CHALLENGE: Count the lines below that contain the word "true", and report only that number.

[START OF MATERIAL]

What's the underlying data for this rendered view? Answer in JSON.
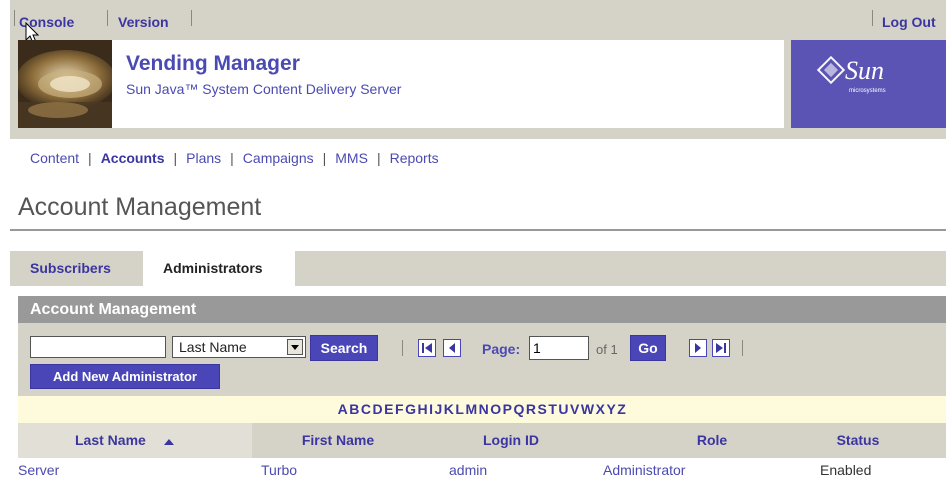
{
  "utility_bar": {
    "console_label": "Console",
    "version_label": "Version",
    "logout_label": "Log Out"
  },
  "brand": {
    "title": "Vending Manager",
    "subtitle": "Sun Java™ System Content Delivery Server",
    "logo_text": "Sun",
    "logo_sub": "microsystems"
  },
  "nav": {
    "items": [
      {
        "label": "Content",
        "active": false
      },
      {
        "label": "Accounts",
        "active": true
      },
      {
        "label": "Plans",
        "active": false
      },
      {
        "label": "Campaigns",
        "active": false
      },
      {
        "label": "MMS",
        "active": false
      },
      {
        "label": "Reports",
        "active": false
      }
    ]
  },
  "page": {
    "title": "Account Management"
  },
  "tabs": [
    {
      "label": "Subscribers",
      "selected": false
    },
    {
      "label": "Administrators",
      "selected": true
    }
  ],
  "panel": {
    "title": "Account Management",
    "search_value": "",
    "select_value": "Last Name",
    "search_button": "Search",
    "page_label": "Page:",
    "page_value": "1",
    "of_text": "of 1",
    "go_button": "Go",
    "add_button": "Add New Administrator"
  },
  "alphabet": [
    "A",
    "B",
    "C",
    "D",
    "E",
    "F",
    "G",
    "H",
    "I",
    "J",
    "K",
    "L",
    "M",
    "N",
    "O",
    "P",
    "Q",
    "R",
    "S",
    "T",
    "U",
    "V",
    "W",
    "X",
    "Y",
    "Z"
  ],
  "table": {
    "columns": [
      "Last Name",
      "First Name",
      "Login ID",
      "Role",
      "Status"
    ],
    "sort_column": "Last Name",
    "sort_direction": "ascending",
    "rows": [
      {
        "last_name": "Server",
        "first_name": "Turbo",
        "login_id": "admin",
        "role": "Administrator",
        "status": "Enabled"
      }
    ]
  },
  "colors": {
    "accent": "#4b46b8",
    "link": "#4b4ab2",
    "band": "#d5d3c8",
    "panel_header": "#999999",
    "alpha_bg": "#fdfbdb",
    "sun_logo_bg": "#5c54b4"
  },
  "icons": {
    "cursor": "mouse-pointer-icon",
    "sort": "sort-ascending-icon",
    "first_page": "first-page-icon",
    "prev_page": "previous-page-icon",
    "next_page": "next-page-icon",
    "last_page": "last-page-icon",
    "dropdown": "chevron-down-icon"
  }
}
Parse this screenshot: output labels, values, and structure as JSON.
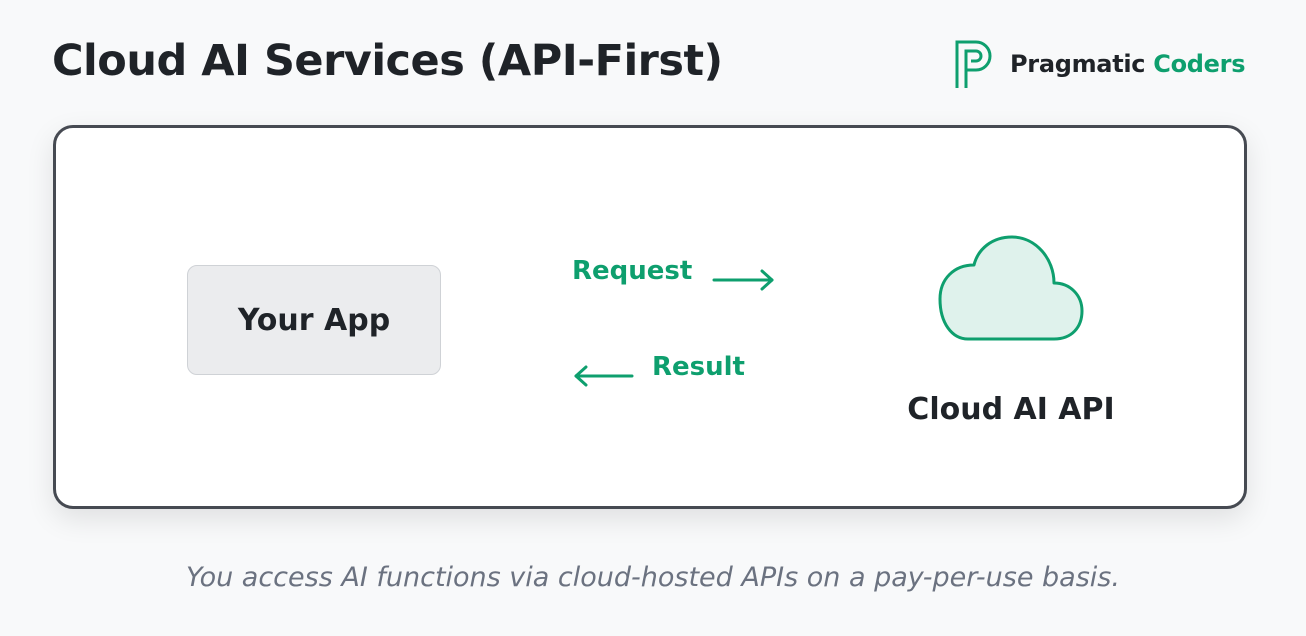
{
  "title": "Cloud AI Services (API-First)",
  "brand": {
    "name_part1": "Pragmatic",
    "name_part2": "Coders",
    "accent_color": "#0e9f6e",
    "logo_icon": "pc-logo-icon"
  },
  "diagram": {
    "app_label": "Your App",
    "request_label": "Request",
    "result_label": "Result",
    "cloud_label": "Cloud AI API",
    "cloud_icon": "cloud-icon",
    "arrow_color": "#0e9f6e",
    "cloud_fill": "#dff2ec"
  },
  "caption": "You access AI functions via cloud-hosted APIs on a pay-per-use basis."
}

[END OF MATERIAL]
[START OF MATERIAL]

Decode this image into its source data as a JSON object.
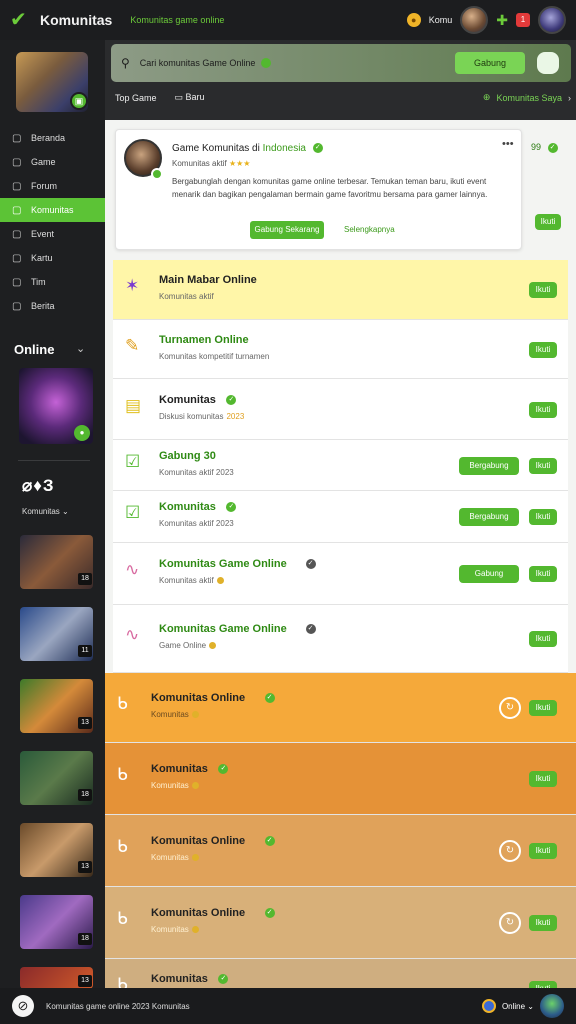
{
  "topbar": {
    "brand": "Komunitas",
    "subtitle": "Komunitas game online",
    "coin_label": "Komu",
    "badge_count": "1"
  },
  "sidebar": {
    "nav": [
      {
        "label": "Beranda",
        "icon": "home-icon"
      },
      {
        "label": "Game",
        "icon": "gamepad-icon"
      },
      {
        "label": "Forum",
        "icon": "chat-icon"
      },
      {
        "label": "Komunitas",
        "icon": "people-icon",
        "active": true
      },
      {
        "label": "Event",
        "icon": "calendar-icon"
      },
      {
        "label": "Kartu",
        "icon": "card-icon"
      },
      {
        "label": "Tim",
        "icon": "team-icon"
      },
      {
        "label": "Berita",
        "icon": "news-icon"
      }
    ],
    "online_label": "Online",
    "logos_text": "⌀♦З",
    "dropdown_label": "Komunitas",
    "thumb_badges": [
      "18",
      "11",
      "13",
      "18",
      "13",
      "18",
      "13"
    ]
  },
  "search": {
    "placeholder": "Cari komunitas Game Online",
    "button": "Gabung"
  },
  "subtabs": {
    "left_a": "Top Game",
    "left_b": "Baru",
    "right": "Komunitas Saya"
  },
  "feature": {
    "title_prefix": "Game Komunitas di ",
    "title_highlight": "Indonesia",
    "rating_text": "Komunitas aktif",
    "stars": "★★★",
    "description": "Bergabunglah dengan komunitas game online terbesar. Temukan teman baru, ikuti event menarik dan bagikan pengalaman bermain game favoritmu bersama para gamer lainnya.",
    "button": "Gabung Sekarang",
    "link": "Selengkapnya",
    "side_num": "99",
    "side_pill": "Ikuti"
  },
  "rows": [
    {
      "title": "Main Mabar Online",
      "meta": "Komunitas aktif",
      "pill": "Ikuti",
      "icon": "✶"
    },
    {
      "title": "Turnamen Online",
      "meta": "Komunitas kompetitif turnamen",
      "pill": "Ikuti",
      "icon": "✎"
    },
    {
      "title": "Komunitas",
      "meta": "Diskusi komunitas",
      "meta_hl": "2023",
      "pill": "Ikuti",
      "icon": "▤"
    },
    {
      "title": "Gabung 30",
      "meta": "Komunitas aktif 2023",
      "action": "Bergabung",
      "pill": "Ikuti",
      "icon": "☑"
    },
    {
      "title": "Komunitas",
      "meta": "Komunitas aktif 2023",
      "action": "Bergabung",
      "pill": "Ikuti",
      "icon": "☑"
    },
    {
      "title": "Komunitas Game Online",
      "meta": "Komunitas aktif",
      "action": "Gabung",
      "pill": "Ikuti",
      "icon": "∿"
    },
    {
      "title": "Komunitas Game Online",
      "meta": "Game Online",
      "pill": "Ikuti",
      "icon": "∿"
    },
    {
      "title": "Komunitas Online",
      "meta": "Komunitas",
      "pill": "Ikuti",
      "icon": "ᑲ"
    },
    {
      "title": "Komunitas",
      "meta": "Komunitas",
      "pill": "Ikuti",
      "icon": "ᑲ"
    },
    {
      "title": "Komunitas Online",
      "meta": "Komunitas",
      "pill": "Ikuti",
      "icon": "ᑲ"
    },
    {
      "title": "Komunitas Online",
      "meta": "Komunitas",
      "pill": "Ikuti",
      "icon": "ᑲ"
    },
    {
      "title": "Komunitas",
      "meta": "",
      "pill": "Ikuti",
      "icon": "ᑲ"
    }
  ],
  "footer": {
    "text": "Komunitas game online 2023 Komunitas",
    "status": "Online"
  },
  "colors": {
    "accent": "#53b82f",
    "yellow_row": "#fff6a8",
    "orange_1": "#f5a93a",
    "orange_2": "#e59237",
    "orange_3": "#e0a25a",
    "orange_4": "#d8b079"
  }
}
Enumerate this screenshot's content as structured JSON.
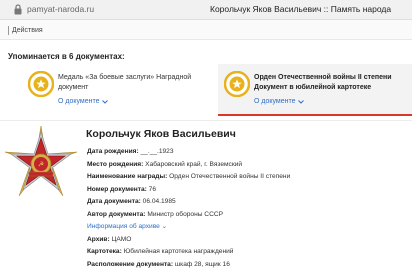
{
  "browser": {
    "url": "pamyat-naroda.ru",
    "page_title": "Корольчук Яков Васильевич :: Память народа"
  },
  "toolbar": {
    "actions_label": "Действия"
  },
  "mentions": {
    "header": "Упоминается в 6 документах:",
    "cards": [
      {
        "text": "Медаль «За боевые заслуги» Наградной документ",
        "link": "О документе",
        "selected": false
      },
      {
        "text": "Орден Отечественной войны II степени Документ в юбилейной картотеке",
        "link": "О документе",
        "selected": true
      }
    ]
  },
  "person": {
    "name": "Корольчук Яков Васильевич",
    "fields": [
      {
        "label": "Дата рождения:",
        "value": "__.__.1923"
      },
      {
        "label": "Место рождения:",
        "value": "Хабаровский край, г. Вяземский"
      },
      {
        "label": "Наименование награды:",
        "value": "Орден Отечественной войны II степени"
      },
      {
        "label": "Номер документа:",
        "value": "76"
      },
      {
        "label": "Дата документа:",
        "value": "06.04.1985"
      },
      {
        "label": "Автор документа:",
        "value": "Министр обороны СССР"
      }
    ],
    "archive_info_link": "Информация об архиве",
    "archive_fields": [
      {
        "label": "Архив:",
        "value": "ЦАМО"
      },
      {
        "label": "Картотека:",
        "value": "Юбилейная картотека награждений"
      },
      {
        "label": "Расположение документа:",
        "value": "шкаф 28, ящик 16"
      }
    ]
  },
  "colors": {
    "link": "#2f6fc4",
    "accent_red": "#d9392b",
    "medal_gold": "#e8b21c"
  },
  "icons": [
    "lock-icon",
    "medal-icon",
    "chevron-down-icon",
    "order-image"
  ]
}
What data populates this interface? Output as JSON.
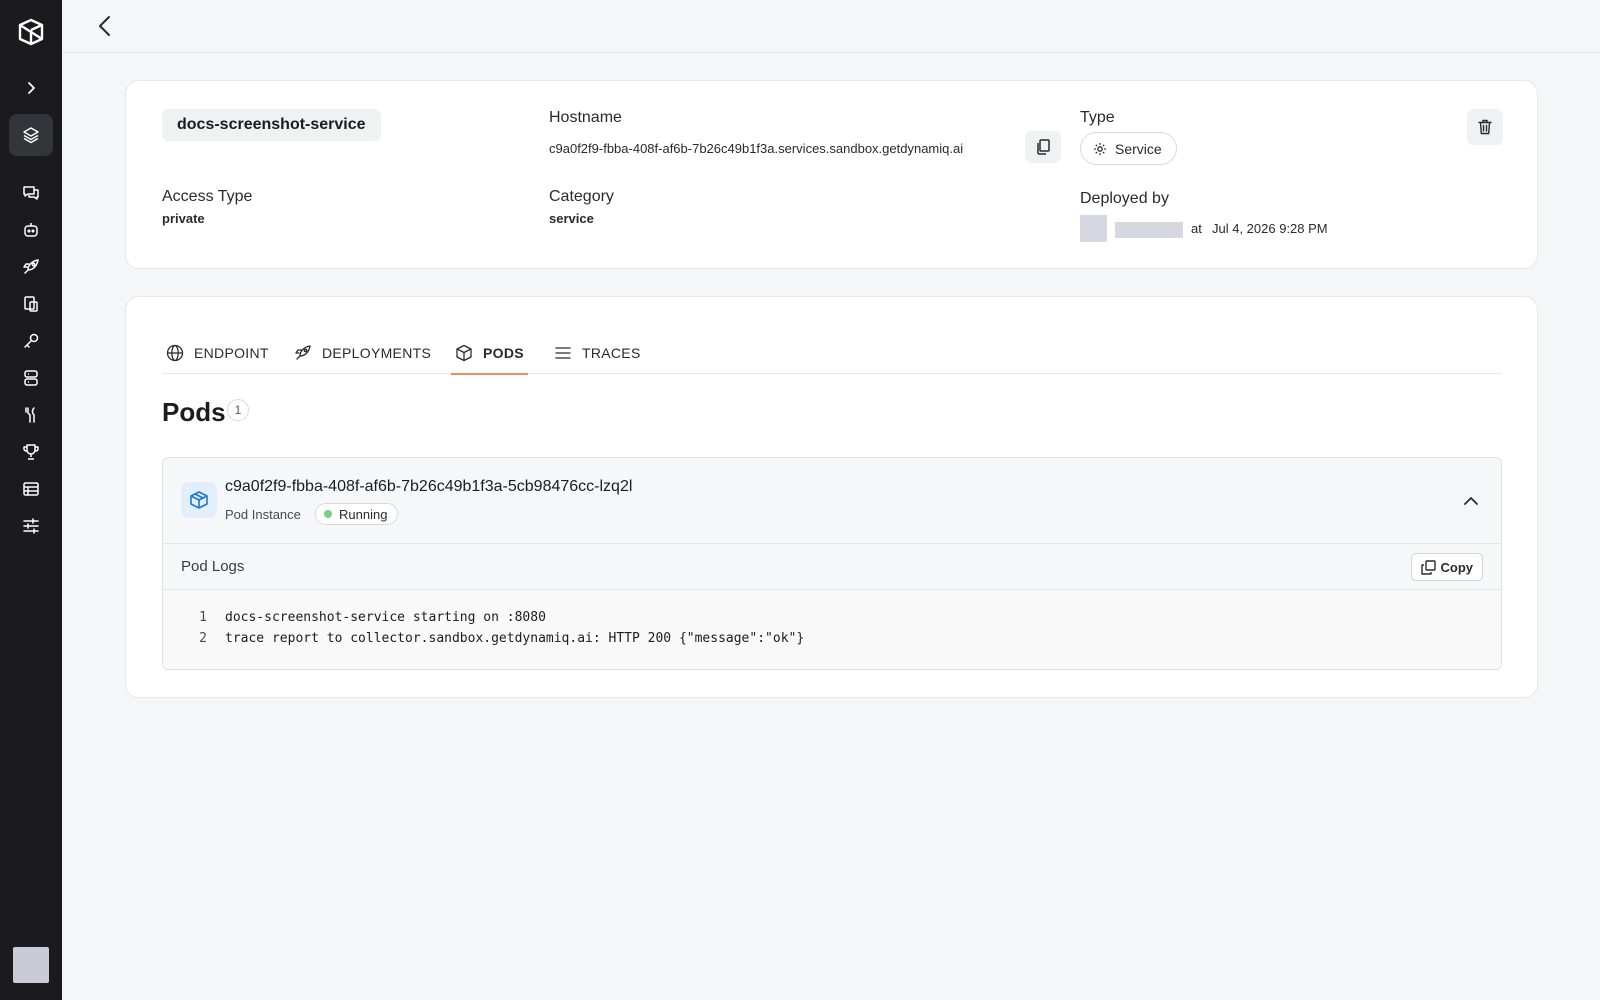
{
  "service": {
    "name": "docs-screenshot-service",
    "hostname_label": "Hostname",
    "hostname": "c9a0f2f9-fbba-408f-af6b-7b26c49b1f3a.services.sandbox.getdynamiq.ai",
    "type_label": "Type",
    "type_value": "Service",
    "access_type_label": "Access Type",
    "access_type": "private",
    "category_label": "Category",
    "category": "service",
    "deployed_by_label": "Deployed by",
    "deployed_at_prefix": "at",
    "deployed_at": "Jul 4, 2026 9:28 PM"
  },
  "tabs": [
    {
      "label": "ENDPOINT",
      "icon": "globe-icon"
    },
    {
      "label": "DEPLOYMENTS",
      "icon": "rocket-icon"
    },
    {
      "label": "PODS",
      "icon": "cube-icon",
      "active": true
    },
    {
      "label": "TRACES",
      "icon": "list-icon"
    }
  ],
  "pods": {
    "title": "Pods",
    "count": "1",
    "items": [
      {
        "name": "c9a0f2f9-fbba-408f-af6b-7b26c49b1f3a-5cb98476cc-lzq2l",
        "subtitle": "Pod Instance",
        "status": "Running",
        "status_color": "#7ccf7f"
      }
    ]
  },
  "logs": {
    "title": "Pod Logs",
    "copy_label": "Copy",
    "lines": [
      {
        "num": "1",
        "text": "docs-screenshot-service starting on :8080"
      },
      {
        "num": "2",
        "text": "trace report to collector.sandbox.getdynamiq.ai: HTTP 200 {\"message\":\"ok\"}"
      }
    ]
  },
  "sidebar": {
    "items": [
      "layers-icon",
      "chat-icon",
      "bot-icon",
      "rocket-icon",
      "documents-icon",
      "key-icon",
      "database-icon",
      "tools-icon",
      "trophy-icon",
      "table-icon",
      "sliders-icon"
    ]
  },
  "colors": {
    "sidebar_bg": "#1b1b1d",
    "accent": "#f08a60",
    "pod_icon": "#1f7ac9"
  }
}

[END OF MATERIAL]

RESPONSE: 5